---------- Recorded data

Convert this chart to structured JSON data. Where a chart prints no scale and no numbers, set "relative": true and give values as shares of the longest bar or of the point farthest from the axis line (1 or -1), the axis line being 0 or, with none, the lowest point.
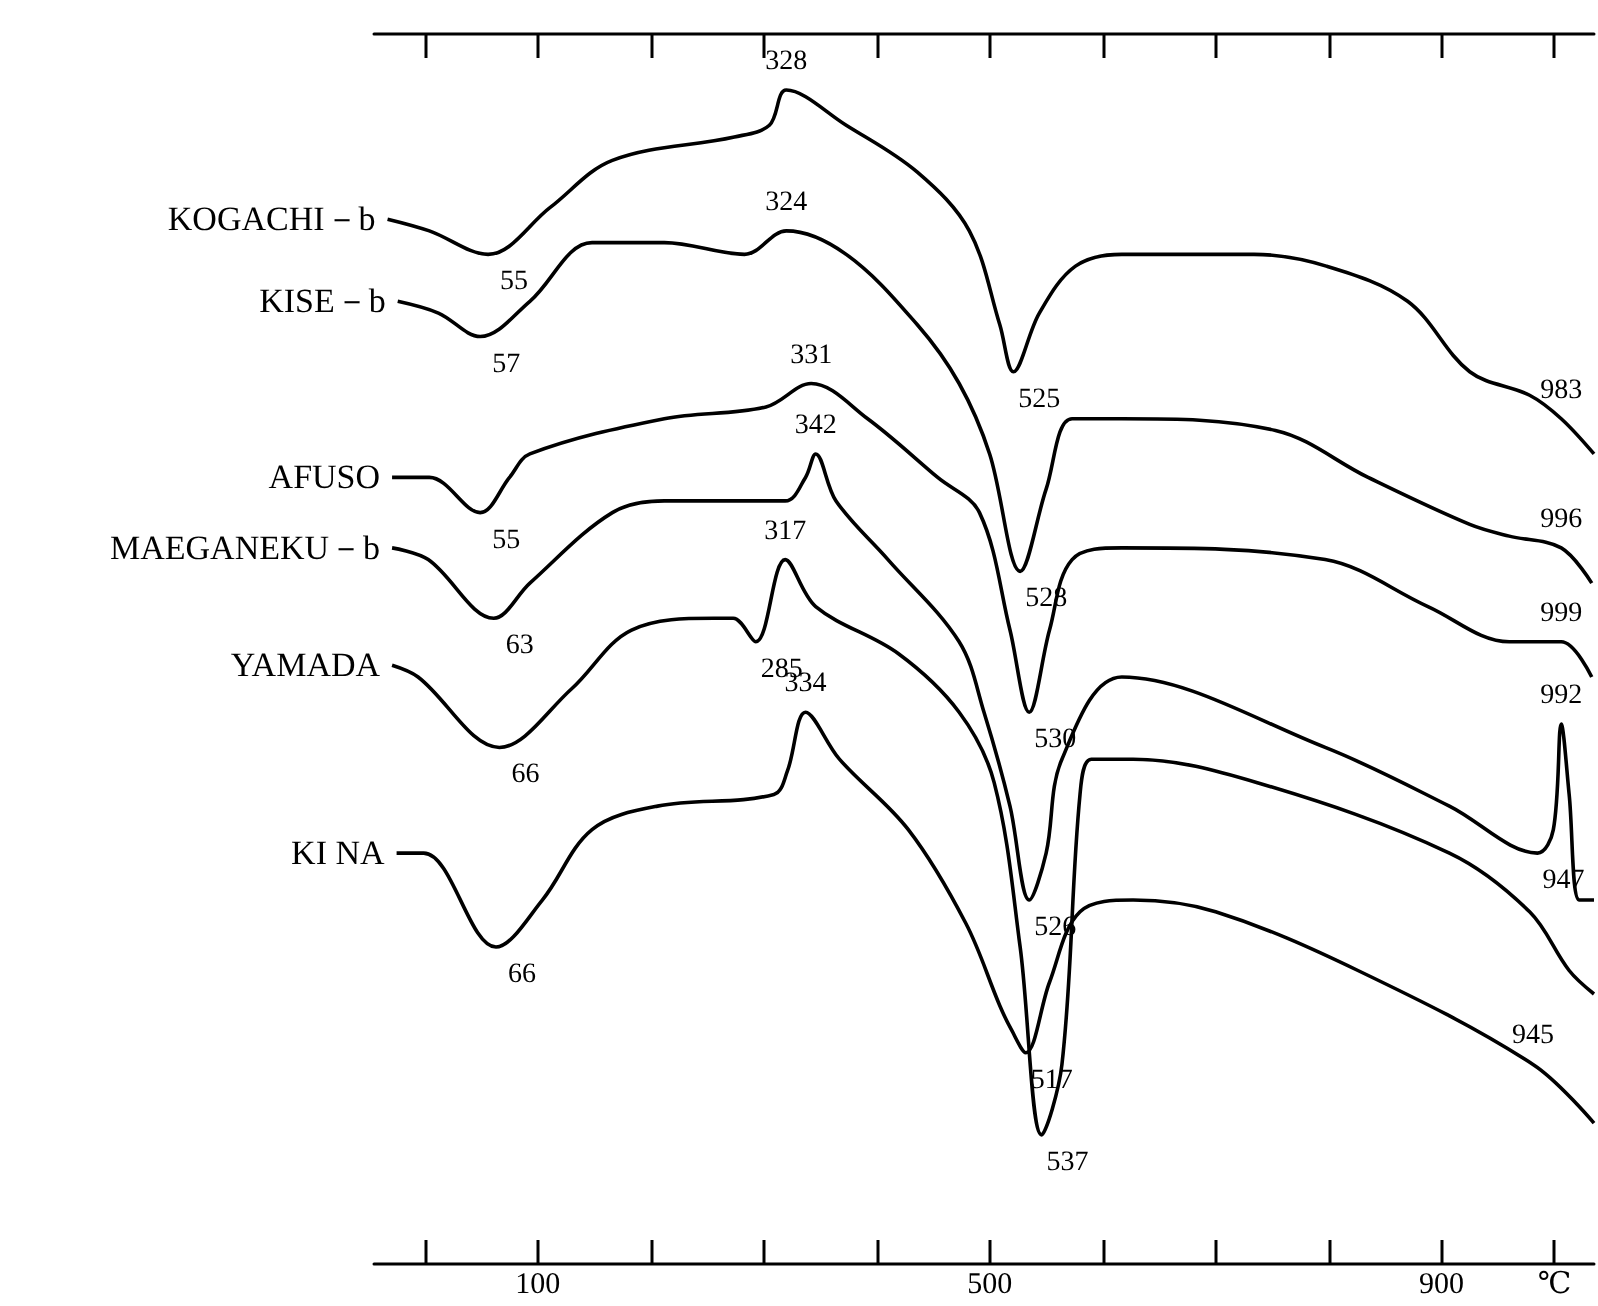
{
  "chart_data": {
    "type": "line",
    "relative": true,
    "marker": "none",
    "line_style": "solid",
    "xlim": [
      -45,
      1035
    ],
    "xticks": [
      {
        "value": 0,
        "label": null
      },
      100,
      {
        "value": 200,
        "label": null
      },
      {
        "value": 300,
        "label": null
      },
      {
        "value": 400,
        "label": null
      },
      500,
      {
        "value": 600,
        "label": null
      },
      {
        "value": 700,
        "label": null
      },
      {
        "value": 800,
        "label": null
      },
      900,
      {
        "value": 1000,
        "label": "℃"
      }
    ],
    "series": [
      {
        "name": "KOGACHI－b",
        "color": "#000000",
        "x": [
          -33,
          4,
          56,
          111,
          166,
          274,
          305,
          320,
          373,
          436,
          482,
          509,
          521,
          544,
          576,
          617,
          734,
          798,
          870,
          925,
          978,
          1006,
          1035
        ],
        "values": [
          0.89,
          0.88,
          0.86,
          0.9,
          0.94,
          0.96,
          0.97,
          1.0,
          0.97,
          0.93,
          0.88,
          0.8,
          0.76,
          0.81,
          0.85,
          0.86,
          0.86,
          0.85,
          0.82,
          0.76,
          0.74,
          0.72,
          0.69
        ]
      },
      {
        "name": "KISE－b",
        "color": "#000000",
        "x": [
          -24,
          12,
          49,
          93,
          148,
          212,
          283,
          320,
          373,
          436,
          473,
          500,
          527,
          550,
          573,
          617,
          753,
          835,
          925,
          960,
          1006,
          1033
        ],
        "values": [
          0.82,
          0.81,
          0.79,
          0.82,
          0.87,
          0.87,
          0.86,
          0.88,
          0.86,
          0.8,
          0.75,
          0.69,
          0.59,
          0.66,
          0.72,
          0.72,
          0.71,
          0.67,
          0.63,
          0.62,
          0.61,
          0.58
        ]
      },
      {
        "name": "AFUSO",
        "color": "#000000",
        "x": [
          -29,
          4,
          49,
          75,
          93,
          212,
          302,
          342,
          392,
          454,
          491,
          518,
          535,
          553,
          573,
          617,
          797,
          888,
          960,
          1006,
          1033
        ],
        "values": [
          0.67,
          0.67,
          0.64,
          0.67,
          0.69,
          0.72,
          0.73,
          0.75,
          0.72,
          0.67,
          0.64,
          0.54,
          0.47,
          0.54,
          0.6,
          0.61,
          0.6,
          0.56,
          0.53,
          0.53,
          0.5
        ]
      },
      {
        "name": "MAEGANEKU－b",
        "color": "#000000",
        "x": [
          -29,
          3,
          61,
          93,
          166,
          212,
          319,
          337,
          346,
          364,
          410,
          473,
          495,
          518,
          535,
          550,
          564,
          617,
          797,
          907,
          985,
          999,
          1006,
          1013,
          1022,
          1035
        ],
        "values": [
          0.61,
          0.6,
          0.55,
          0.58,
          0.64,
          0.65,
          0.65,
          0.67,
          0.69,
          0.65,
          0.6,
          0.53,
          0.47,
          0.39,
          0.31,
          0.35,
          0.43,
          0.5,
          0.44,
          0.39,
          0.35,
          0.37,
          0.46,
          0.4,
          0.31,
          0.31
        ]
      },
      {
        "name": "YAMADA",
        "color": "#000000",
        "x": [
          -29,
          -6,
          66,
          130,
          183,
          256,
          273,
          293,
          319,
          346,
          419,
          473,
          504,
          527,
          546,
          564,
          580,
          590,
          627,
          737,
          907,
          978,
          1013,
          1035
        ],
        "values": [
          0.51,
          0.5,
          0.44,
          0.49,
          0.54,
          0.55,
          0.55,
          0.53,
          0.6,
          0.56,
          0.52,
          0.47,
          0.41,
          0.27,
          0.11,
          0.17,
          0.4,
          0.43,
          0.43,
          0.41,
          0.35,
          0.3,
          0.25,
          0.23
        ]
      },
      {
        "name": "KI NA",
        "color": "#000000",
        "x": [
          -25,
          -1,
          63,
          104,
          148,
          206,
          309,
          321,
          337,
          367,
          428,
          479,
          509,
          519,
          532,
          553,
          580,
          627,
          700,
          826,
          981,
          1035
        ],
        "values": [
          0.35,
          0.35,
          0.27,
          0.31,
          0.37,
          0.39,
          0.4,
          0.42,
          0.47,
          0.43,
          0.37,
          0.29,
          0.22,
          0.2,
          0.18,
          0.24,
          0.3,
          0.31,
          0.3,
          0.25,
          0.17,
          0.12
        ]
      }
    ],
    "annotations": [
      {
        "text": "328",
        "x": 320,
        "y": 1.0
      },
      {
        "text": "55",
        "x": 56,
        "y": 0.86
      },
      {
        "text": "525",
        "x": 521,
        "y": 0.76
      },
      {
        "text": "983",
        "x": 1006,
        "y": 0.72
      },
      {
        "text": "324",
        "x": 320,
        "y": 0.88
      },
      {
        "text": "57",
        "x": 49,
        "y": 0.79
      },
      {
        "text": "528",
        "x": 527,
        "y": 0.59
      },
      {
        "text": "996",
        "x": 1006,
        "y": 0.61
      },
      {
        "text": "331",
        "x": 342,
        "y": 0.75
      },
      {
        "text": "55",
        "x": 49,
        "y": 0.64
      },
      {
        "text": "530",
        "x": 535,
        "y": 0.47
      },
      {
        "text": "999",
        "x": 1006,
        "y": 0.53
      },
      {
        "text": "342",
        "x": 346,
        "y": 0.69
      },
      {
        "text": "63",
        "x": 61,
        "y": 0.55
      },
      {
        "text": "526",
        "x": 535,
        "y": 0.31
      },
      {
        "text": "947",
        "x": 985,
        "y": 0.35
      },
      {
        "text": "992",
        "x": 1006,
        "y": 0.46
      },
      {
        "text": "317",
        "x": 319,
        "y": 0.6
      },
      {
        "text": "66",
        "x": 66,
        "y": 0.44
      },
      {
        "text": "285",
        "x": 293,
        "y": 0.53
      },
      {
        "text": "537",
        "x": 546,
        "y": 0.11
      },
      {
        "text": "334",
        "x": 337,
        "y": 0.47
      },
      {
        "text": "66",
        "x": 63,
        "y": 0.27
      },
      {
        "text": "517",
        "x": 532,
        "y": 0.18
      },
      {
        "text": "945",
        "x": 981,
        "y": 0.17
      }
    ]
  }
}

--------------------
---------- Recorded data

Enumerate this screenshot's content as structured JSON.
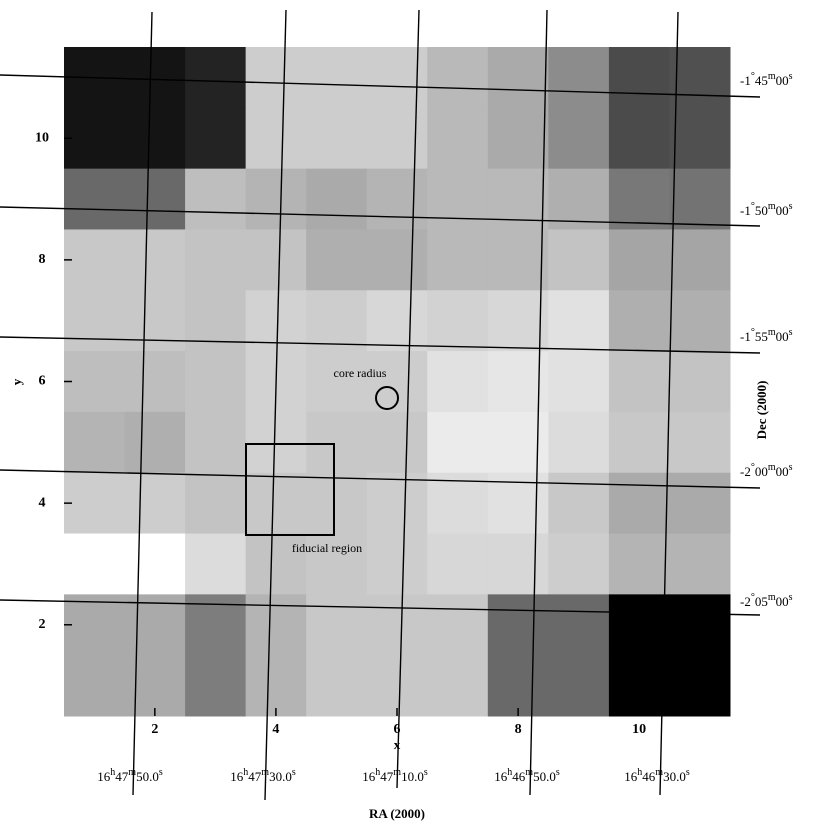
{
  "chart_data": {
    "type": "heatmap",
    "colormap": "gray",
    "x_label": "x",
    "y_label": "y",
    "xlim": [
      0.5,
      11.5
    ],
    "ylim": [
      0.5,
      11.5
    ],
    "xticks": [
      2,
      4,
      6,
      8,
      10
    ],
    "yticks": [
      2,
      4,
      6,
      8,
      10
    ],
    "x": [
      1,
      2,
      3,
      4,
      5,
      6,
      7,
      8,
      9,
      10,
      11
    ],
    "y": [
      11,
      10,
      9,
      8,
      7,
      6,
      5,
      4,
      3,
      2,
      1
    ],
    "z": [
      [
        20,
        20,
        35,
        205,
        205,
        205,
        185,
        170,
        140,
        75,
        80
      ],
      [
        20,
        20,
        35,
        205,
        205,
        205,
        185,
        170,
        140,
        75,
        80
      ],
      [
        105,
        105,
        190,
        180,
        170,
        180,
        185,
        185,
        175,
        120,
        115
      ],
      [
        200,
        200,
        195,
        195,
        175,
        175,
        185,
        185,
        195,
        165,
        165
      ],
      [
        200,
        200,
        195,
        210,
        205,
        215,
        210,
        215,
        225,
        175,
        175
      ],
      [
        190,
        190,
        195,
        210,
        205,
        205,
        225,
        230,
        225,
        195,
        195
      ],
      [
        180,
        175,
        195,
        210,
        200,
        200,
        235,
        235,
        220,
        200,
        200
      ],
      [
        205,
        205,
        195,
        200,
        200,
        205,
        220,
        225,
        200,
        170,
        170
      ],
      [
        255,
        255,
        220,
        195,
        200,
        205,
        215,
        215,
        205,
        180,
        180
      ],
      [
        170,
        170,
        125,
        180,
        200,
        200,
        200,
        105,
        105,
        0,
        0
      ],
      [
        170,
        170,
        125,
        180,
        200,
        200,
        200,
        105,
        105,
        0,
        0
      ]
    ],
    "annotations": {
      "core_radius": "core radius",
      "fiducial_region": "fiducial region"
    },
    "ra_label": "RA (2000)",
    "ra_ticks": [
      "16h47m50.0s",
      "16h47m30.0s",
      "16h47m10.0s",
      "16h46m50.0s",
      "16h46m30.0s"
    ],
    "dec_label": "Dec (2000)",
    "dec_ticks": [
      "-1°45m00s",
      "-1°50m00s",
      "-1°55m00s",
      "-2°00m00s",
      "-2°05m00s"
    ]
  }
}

--------------------

* [Problem description] Report back each line of the entries that holds the string "structured".

* [Completed task]
Convert this chart to structured JSON data. Where a chart prints no scale and no numbers, set "relative": true and give values as shares of the longest bar or of the point farthest from the axis line (1 or -1), the axis line being 0 or, with none, the lowest point.
Enumerate this screenshot's content as structured JSON.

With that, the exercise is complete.